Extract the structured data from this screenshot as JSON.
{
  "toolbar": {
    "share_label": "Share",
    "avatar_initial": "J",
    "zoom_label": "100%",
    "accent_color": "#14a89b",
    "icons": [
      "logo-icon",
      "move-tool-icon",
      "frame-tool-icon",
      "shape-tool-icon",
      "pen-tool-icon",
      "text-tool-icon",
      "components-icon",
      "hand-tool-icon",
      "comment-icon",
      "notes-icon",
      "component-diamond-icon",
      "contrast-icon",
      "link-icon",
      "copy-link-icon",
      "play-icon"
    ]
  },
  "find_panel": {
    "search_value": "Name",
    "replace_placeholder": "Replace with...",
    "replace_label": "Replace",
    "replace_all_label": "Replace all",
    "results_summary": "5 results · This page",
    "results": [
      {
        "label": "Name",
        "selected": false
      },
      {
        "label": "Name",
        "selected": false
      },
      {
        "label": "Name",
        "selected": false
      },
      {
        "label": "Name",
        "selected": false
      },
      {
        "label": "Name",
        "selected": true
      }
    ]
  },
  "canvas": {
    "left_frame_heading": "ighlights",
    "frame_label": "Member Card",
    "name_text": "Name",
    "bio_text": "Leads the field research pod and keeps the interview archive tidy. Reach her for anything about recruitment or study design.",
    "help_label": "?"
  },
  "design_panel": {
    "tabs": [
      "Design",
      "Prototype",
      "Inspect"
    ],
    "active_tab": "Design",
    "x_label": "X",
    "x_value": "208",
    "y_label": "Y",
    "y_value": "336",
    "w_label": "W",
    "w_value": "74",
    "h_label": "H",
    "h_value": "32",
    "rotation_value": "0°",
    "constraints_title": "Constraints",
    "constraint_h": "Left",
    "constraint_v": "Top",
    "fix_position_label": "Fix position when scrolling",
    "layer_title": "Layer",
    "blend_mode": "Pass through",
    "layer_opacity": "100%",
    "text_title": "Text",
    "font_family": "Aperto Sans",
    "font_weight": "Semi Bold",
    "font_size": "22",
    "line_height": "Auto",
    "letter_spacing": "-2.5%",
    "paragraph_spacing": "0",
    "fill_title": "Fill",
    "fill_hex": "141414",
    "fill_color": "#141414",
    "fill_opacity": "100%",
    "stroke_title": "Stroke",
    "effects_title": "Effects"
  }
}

- [What the exercise asks]
Copy the material above, line for line.

- [Solution to the exercise]
Extract the structured data from this screenshot as JSON.
{
  "toolbar": {
    "share_label": "Share",
    "avatar_initial": "J",
    "zoom_label": "100%",
    "accent_color": "#14a89b",
    "icons": [
      "logo-icon",
      "move-tool-icon",
      "frame-tool-icon",
      "shape-tool-icon",
      "pen-tool-icon",
      "text-tool-icon",
      "components-icon",
      "hand-tool-icon",
      "comment-icon",
      "notes-icon",
      "component-diamond-icon",
      "contrast-icon",
      "link-icon",
      "copy-link-icon",
      "play-icon"
    ]
  },
  "find_panel": {
    "search_value": "Name",
    "replace_placeholder": "Replace with...",
    "replace_label": "Replace",
    "replace_all_label": "Replace all",
    "results_summary": "5 results · This page",
    "results": [
      {
        "label": "Name",
        "selected": false
      },
      {
        "label": "Name",
        "selected": false
      },
      {
        "label": "Name",
        "selected": false
      },
      {
        "label": "Name",
        "selected": false
      },
      {
        "label": "Name",
        "selected": true
      }
    ]
  },
  "canvas": {
    "left_frame_heading": "ighlights",
    "frame_label": "Member Card",
    "name_text": "Name",
    "bio_text": "Leads the field research pod and keeps the interview archive tidy. Reach her for anything about recruitment or study design.",
    "help_label": "?"
  },
  "design_panel": {
    "tabs": [
      "Design",
      "Prototype",
      "Inspect"
    ],
    "active_tab": "Design",
    "x_label": "X",
    "x_value": "208",
    "y_label": "Y",
    "y_value": "336",
    "w_label": "W",
    "w_value": "74",
    "h_label": "H",
    "h_value": "32",
    "rotation_value": "0°",
    "constraints_title": "Constraints",
    "constraint_h": "Left",
    "constraint_v": "Top",
    "fix_position_label": "Fix position when scrolling",
    "layer_title": "Layer",
    "blend_mode": "Pass through",
    "layer_opacity": "100%",
    "text_title": "Text",
    "font_family": "Aperto Sans",
    "font_weight": "Semi Bold",
    "font_size": "22",
    "line_height": "Auto",
    "letter_spacing": "-2.5%",
    "paragraph_spacing": "0",
    "fill_title": "Fill",
    "fill_hex": "141414",
    "fill_color": "#141414",
    "fill_opacity": "100%",
    "stroke_title": "Stroke",
    "effects_title": "Effects"
  }
}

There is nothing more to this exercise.